PROBLEM TO WORK ON →
Extract every record, exactly as written, and ignore the pictures.

Dataset records
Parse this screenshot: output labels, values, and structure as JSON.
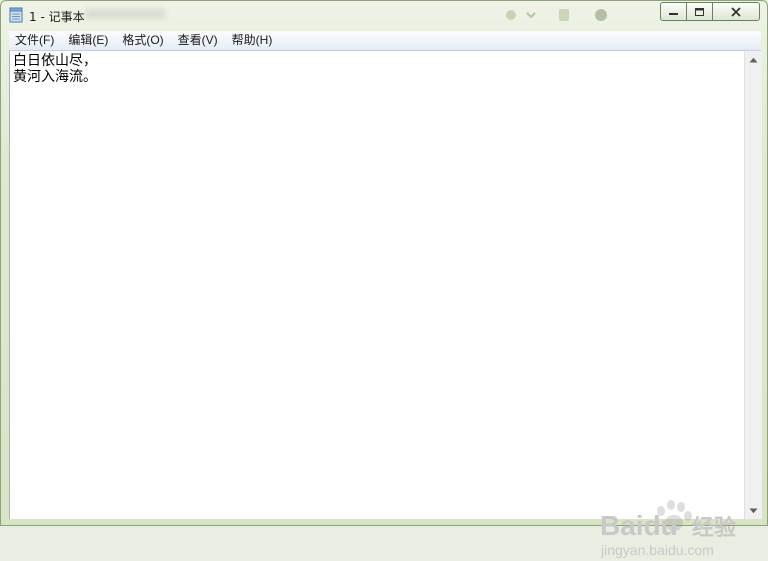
{
  "window": {
    "title": "1 - 记事本",
    "icon": "notepad-icon"
  },
  "menu": {
    "items": [
      {
        "label": "文件(F)"
      },
      {
        "label": "编辑(E)"
      },
      {
        "label": "格式(O)"
      },
      {
        "label": "查看(V)"
      },
      {
        "label": "帮助(H)"
      }
    ]
  },
  "editor": {
    "line1": "白日依山尽，",
    "line2": "黄河入海流。"
  },
  "watermark": {
    "brand": "Baidu",
    "brand_cn": "经验",
    "url": "jingyan.baidu.com"
  },
  "colors": {
    "frame": "#d8e4c6",
    "menubar": "#e6ebf5",
    "editor_bg": "#ffffff"
  }
}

RESPONSE TO THIS TASK →
Parse this screenshot: output labels, values, and structure as JSON.
{
  "window": {
    "title": "1 - 记事本",
    "icon": "notepad-icon"
  },
  "menu": {
    "items": [
      {
        "label": "文件(F)"
      },
      {
        "label": "编辑(E)"
      },
      {
        "label": "格式(O)"
      },
      {
        "label": "查看(V)"
      },
      {
        "label": "帮助(H)"
      }
    ]
  },
  "editor": {
    "line1": "白日依山尽，",
    "line2": "黄河入海流。"
  },
  "watermark": {
    "brand": "Baidu",
    "brand_cn": "经验",
    "url": "jingyan.baidu.com"
  },
  "colors": {
    "frame": "#d8e4c6",
    "menubar": "#e6ebf5",
    "editor_bg": "#ffffff"
  }
}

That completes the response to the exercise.